* What is being asked
Would you copy each line of the data below that has "well"?
____________________
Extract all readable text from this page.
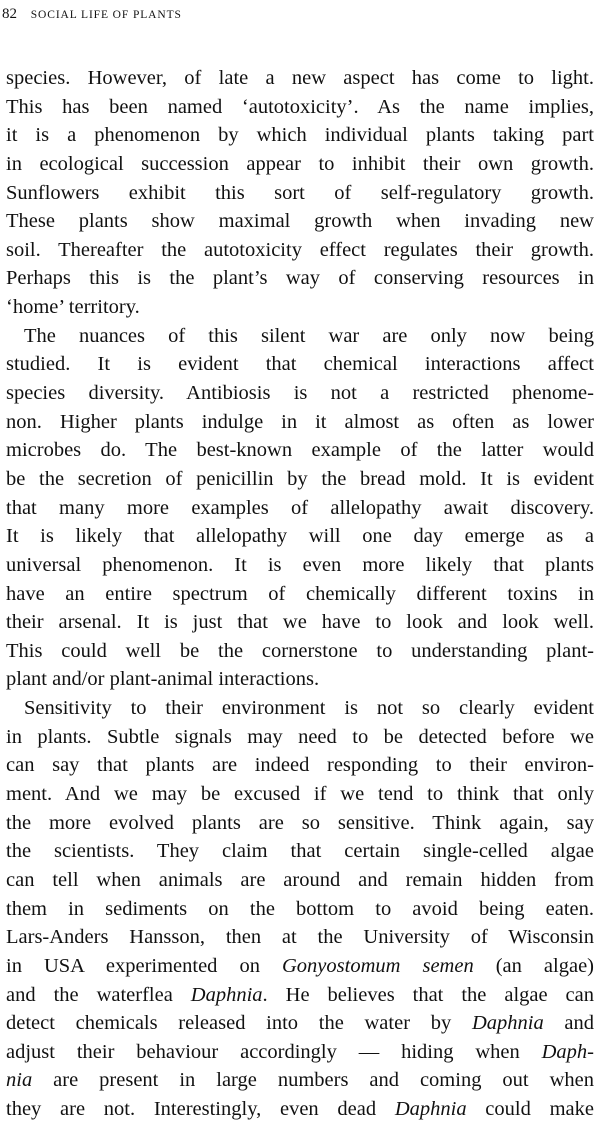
82 SOCIAL LIFE OF PLANTS
species. However, of late a new aspect has come to light.
This has been named ‘autotoxicity’. As the name implies,
it is a phenomenon by which individual plants taking part
in ecological succession appear to inhibit their own growth.
Sunflowers exhibit this sort of self-regulatory growth.
These plants show maximal growth when invading new
soil. Thereafter the autotoxicity effect regulates their growth.
Perhaps this is the plant’s way of conserving resources in
‘home’ territory.
The nuances of this silent war are only now being
studied. It is evident that chemical interactions affect
species diversity. Antibiosis is not a restricted phenome-
non. Higher plants indulge in it almost as often as lower
microbes do. The best-known example of the latter would
be the secretion of penicillin by the bread mold. It is evident
that many more examples of allelopathy await discovery.
It is likely that allelopathy will one day emerge as a
universal phenomenon. It is even more likely that plants
have an entire spectrum of chemically different toxins in
their arsenal. It is just that we have to look and look well.
This could well be the cornerstone to understanding plant-
plant and/or plant-animal interactions.
Sensitivity to their environment is not so clearly evident
in plants. Subtle signals may need to be detected before we
can say that plants are indeed responding to their environ-
ment. And we may be excused if we tend to think that only
the more evolved plants are so sensitive. Think again, say
the scientists. They claim that certain single-celled algae
can tell when animals are around and remain hidden from
them in sediments on the bottom to avoid being eaten.
Lars-Anders Hansson, then at the University of Wisconsin
in USA experimented on Gonyostomum semen (an algae)
and the waterflea Daphnia. He believes that the algae can
detect chemicals released into the water by Daphnia and
adjust their behaviour accordingly — hiding when Daph-
nia are present in large numbers and coming out when
they are not. Interestingly, even dead Daphnia could make
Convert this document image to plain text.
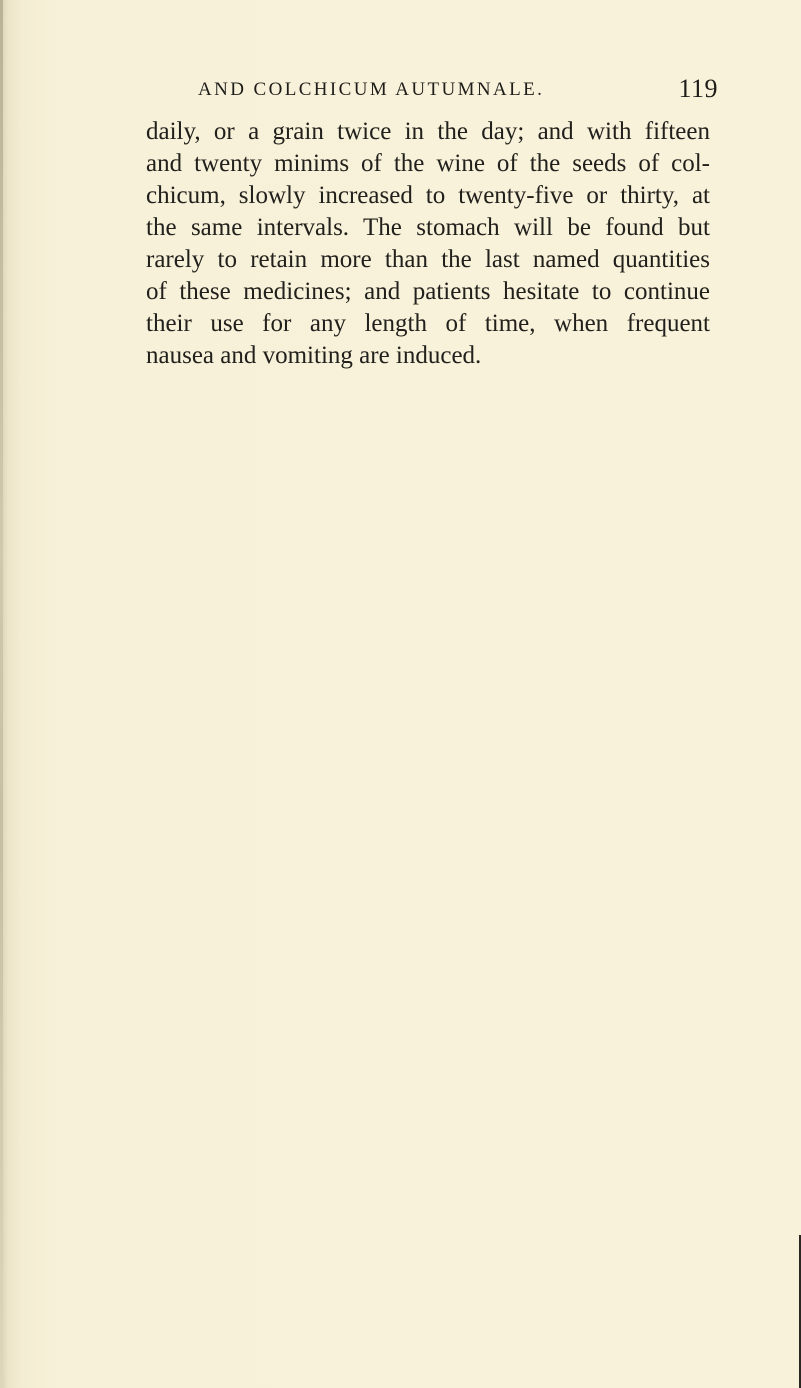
AND COLCHICUM AUTUMNALE.	119
daily, or a grain twice in the day; and with fifteen
and twenty minims of the wine of the seeds of col-
chicum, slowly increased to twenty-five or thirty, at
the same intervals. The stomach will be found but
rarely to retain more than the last named quantities
of these medicines; and patients hesitate to continue
their use for any length of time, when frequent
nausea and vomiting are induced.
____________________
* Task result
their arsenal. It is just that we have to look and look well.
This could well be the cornerstone to understanding plant-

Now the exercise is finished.